### REQUEST
Show only lines that include "title".

== GIVEN DATA

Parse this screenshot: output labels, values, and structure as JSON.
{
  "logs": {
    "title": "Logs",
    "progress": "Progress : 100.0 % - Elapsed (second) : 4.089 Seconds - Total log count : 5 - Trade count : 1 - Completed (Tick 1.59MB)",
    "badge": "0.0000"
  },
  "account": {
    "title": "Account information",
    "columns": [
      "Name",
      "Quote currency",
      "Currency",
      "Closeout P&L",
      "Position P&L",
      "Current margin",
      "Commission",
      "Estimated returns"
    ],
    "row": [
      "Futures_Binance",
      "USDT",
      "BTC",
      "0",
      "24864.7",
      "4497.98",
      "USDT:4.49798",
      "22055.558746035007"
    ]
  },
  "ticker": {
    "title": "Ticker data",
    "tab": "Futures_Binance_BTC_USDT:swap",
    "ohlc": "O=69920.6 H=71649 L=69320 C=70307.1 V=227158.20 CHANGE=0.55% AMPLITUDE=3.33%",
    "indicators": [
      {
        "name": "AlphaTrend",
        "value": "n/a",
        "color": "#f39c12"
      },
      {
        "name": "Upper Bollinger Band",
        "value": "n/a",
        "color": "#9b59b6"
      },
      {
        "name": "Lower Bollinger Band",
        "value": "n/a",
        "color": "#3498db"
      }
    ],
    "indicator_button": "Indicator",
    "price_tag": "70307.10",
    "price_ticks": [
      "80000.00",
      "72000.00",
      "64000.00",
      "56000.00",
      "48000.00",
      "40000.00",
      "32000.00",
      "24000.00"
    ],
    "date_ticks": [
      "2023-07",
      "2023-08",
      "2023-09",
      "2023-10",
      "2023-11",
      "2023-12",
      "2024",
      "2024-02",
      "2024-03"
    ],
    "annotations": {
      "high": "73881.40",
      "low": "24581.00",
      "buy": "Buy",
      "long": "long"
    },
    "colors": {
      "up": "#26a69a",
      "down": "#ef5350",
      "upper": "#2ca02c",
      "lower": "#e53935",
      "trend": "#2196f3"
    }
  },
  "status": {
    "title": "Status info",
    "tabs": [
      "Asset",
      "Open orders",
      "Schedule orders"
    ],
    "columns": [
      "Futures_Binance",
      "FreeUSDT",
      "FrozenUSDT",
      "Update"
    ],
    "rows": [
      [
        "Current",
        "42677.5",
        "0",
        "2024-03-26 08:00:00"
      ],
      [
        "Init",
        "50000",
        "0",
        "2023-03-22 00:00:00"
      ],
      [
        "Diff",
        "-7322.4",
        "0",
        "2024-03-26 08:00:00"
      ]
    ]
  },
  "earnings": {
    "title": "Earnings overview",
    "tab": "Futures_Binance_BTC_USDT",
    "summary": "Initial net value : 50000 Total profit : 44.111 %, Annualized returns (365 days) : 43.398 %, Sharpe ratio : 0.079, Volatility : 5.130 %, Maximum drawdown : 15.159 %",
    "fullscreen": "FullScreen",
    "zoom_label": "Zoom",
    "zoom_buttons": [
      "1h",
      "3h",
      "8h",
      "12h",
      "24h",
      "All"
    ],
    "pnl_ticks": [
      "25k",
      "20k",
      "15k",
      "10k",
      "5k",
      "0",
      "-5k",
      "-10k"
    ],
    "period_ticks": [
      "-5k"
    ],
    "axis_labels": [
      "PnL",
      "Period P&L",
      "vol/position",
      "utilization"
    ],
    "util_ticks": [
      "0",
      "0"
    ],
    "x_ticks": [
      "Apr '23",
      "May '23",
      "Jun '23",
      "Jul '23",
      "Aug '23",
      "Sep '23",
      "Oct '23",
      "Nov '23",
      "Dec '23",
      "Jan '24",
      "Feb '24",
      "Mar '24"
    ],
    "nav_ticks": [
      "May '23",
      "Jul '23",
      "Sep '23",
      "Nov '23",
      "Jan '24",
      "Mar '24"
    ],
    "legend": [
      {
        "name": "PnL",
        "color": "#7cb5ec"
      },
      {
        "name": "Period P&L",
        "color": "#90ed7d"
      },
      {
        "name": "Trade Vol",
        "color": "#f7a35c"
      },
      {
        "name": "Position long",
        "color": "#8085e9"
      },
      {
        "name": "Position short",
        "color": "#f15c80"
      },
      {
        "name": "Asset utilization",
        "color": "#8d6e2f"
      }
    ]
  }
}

====

### SOLUTION FOR THIS PROBLEM
    "title": "Logs",
    "title": "Account information",
    "title": "Ticker data",
    "title": "Status info",
    "title": "Earnings overview",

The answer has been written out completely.